**Tasks**
[1] Do the following statements agree with the podcast transcript below? Answer yes or no for each, quoting the words of the transcript that decide it. (a) The think tank has every member follow one shared formula. (b) Rob says his answer about the think tank was not practiced. (c) Liz Wilcox is described as someone who sees the worldwide web as the Wild Wild West.
[2] Carry the podcast transcript below forward from its final line, beginning with the reply to Rob's question to Liz.
-- begin Reading text --
Need Will to help you build your business? Check out the episode below or read the transcript.

The people and stuff we mentioned on the show:
Kira’s website
Rob’s website
The Copywriter Club Facebook Group
The Copywriter Underground
Liz’s website
Full Transcript:
Rob: You know how when you meet some people, they just seem to be stuck. They’re not able to move forward, they’re just not able to do anything. If they’re in business, maybe they’re stuck following everybody else’s formulas, doing the same thing that everybody else is doing. And then there’s some people that you meet who seem full of energy. They’re free. They’re definitely not stuck. It’s almost like anything is possible for them in business, in life. Well, today’s guest for the Copywriter Club podcast, is the type of copywriter and entrepreneur who broke out of that box a long time ago. She’s the type of creative who sees the worldwide web as the Wild Wild West, and as an opportunity to build and connect with companies, ideas and people. That’s copywriter Liz Wilcox.
Kira: Before we jump into Liz’s interview, this podcast is sponsored by the Copywriter Think Tank. That’s our mastermind for copywriters and other marketers who want to think outside the box and build new offers and revenue streams in their businesses. Rob, I’m going to interview you. Why do you think the think tank helps copywriters and marketers experience real results? Why does it work?
Rob: I’ve thought about this a lot recently, and I think one of the things that’s really different about the think tank is that we don’t have a single formula that we’re trying to get everybody to buy into or to follow. Some courses, some masterminds you’re working with, an expert who’s done it their way. And so they teach their way and they expect you to do everything the way that they did it. That’s not our approach. We start out by asking each member about their goals, about what they want to achieve, about the challenges that they’re facing, about the impact they want to have in the world, the authority they want to build. And based on those goals, we tailor the experience for each individual in the think tank. Everybody else in the think tank is doing something similar. They’re working on their goals, but when you have everybody working together to achieve their goals in their business, you start to see what other people are doing.
There’s an effect that just happens where everybody grows together. And so it’s different from a lot of other programs that are a little bit more rigid. I think that’s one of the reasons why the think tank works.
Kira: Wow. That’s a good answer. I feel like you practiced that. It was very smooth.
Rob: Not practiced at all. I’m the most unpracticed person ever on the podcast.
Kira: So smooth. If the Copywriter Think Tank sounds something that could help you in your business, you can visit copywriterthinktank.com to learn more.
Rob: Okay. Let’s go to our interview with Liz and find out how she got her start as a copywriter. How did you become this expert in email, email strategist, copywriter, all of these things?
-- end Reading text --
-- begin Data shown --
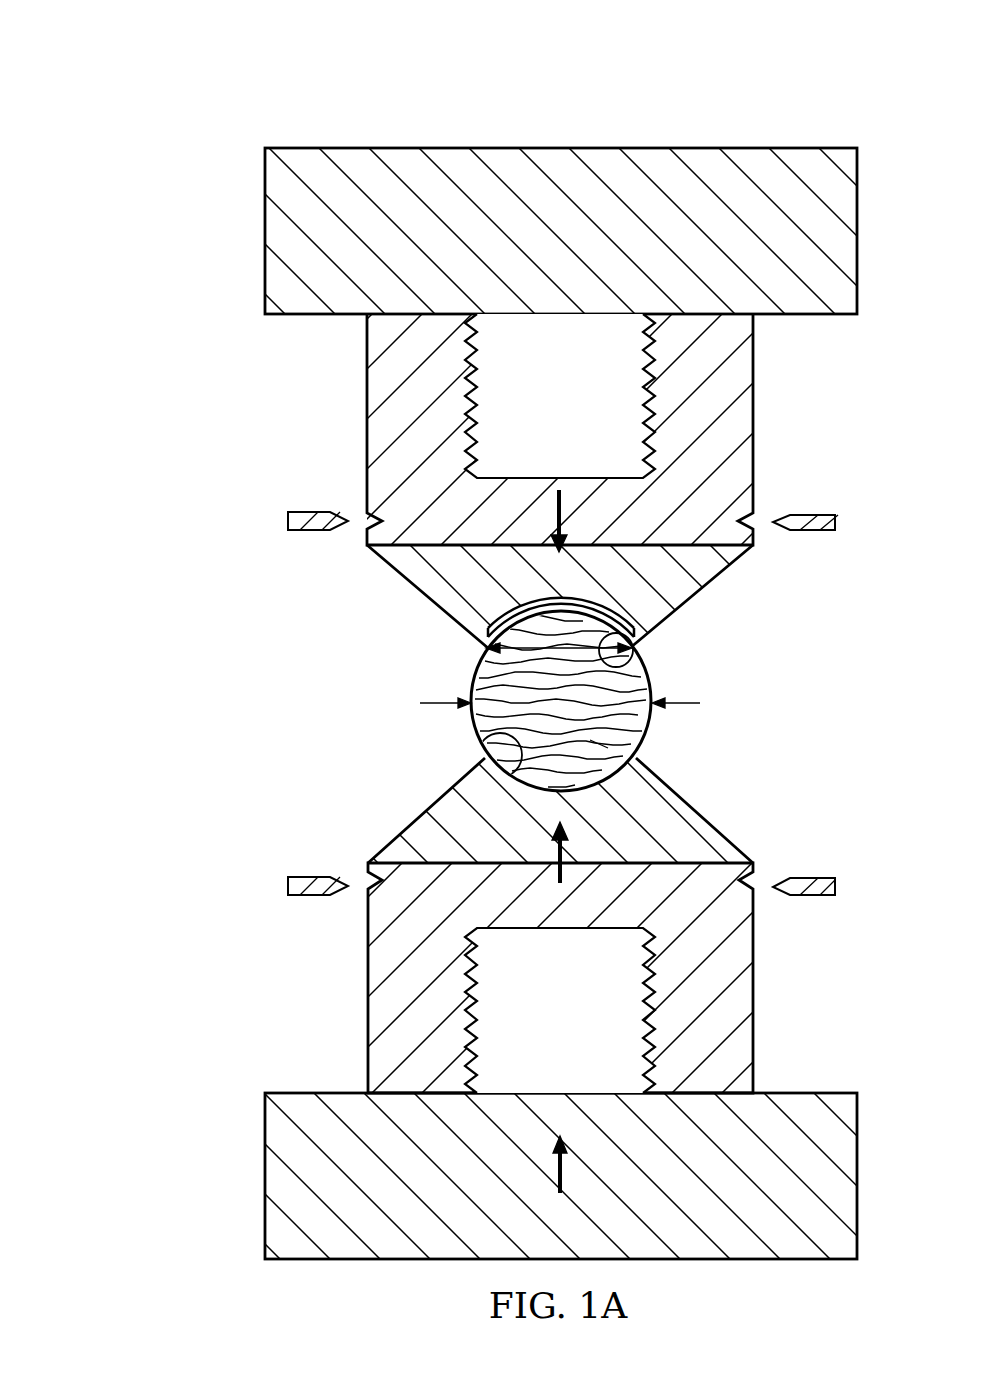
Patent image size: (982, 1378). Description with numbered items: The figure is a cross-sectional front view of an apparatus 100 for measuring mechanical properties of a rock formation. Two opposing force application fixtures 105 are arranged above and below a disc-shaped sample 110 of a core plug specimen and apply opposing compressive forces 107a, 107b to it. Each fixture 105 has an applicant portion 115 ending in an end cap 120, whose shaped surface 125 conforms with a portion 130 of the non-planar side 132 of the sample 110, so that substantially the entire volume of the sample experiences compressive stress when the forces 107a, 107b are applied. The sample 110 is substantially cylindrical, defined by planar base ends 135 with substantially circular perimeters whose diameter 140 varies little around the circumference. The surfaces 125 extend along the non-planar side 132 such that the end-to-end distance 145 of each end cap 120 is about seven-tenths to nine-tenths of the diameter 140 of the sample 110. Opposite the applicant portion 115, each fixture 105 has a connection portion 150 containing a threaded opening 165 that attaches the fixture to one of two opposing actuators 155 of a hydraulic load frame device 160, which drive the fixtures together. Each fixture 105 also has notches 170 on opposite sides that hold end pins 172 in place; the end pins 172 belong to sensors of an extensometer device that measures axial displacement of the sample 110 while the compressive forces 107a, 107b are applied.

The apparatus 100 is at (521, 629).
The force application fixture 105 is at (531, 559).
The compressive force 107a is at (556, 498).
The compressive force 107b is at (566, 878).
The disc-shaped sample 110 is at (566, 701).
The applicant portion 115 is at (422, 580).
The end cap 120 is at (480, 650).
The shaped surface 125 is at (636, 652).
The portion of non-planar side 130 is at (561, 598).
The non-planar side 132 is at (468, 714).
The planar base end 135 is at (600, 748).
The diameter 140 is at (683, 704).
The end-to-end distance 145 is at (560, 652).
The connection portion 150 is at (377, 380).
The actuator 155 is at (274, 218).
The load frame device 160 is at (523, 629).
The threaded opening 165 is at (648, 336).
The notch 170 is at (352, 516).
The end pin 172 is at (818, 513).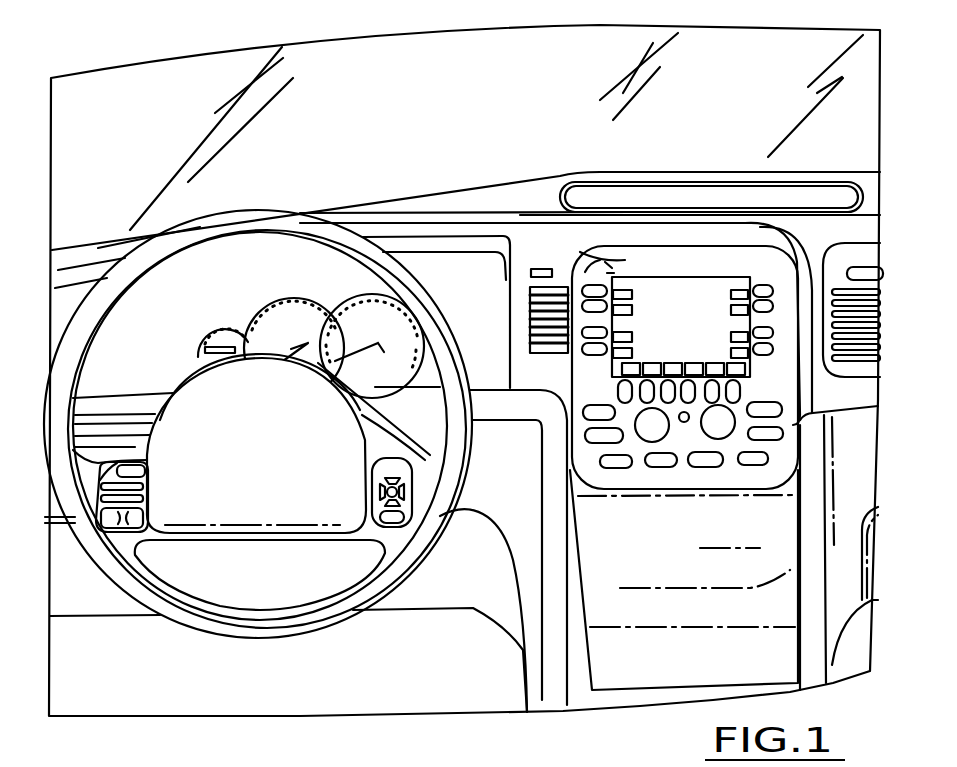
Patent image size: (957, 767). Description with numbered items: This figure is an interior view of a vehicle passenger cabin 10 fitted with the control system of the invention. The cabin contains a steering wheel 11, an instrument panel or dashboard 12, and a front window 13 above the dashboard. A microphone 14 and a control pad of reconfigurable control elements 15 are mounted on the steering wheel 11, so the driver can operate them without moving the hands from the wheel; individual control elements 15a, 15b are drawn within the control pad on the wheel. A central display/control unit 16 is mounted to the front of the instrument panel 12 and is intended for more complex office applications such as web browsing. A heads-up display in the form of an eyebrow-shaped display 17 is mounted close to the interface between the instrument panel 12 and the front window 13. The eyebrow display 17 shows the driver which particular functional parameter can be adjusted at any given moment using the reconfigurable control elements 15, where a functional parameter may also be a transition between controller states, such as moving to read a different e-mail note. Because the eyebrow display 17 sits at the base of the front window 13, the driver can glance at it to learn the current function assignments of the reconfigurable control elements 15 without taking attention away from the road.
-- end Data shown --
**Exercise responses**
[1]
(a) No: "we don’t have a single formula that we’re trying to get everybody to buy into or to follow"
(b) Yes: "Not practiced at all."
(c) Yes: "She’s the type of creative who sees the worldwide web as the Wild Wild West"

[2]
Liz: This is a really fun story. I think it’s a lot different than what you typically hear on the show. Number one, I feel a lot of especially email copywriters, they start off as copywriters for other people who are selling products. I actually started off as a blogger. I was an RV travel blogger. I didn’t even start off traditionally where it was, this is my passion. I just want to share the word, RVing is so awesome. No, I started off as a business. I knew I wanted to travel and I had no means of making money from the road. Of course, I Googled how to make money from home, saw all these people, make a million dollars in six months, just watch my webinar, that type of style. I realized that there were all these people making money from blogs. I saw, especially in the RV space, I saw a lot of bloggers and I said, well, if they can do it, I can do it too.
I signed up for WordPress. I said, okay, here I’m going to go. From the get-go every, every online guru, so to speak was saying, my biggest regret was not taking my email list seriously. Before I had even hit publish on my blog, I made sure I had an email service provider set up. I didn’t even have Facebook at the time, but I got back on Facebook, added all my old friends and I hit publish on my blog and I said, hey, actually now I live in this RV. I want to get it going. I heard you can make money on a blog, please join my email list and I’ll figure it out as I go. I got 100 people on my email list in the first, I don’t know, it was 30, maybe 60 days. I can be persuasive, hence why I’m a copywriter. Right?
From there I just started, asking them, why do you follow me? Why do you follow me? People said, well, you’re really funny and you can tell a good story. So about six months later, I wrote my first book. I published it. It was a book about poop.
Rob: Nice.
Liz: It made over $7,000 in the first 90 days, it got picked up by an international sponsor that gives me $7 for every new lead it generated for them. I realized wow, the money really is in the list, because I only had about 300 people on my email list from them. I just kept creating digital products, creating digital products. I ended up launching my very first online course. About three years into business, I had 141 people on the wait list. By the cart close day, I had made 141 sales. Flash forward a couple of months later, I actually went to Tarzan Kay and Sage Polaris, they had some, what was it called? Legendary or something. I started meeting all these copywriters. I had no idea what really a copywriter did. I’d been following some online, but I wasn’t sure what they did or how they made money.
And so, I’m meeting all these copywriters and I’m like, but what do you actually do? They say, sales emails, pages, et cetera, et cetera. I said, well I do all that for myself and here are the results I’ve had. And they were like, whoa, you should do that for a living. And so I knew, number one, I was apparently very good at writing and I was really good at writing emails, because I didn’t run Facebook ads. I didn’t do social media campaigns. All my success just came from email marketing. And so I actually left that conference. I put my RV blog up for sale and I went right into the copywriting business.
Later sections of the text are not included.